--- start ---

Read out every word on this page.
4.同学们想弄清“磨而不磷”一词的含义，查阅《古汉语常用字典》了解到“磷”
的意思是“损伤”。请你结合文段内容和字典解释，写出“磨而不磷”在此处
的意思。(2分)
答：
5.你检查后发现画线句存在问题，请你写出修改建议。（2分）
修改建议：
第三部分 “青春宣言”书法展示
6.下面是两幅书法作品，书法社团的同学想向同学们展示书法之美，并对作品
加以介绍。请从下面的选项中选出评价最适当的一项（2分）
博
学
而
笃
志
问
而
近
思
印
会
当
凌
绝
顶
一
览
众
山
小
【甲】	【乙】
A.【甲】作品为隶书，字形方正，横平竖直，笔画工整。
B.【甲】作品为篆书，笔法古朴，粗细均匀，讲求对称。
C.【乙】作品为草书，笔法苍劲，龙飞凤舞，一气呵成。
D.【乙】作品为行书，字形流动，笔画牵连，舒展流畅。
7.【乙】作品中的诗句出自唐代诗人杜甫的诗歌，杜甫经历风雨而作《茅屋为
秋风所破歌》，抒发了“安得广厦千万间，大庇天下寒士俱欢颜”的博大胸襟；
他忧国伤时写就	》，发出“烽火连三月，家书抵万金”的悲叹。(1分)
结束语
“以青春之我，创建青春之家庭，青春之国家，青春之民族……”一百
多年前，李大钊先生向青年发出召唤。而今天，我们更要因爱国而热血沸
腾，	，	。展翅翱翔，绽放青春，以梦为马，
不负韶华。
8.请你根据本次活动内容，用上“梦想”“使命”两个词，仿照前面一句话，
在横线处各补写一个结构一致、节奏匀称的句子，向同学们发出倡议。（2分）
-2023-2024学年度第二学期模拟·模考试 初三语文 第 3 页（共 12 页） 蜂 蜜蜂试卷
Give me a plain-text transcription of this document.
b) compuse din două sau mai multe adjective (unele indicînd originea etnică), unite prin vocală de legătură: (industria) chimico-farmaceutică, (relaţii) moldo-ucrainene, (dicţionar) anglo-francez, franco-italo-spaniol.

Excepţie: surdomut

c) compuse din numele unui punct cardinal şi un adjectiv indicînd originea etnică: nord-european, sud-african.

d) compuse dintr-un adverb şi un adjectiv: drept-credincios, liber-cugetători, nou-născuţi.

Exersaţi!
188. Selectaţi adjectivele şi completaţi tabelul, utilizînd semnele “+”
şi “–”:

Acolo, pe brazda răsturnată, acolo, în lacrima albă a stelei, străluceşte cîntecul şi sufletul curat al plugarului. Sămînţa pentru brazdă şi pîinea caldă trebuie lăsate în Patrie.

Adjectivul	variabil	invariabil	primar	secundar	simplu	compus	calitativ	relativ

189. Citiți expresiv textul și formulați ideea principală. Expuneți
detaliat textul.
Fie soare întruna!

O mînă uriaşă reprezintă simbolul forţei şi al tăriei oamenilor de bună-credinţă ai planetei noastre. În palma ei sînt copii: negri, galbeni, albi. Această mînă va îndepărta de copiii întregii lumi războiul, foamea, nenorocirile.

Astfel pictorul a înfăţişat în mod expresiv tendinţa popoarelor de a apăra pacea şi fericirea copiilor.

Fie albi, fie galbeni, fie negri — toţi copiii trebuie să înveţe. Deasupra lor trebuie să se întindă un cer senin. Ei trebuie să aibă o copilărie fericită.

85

--- end ---

From the listing above, copy every line that includes the word "originea".

b) compuse din două sau mai multe adjective (unele indicînd originea etnică), unite prin vocală de legătură: (industria) chimico-farmaceutică, (relaţii) moldo-ucrainene, (dicţionar) anglo-francez, franco-italo-spaniol.
c) compuse din numele unui punct cardinal şi un adjectiv indicînd originea etnică: nord-european, sud-african.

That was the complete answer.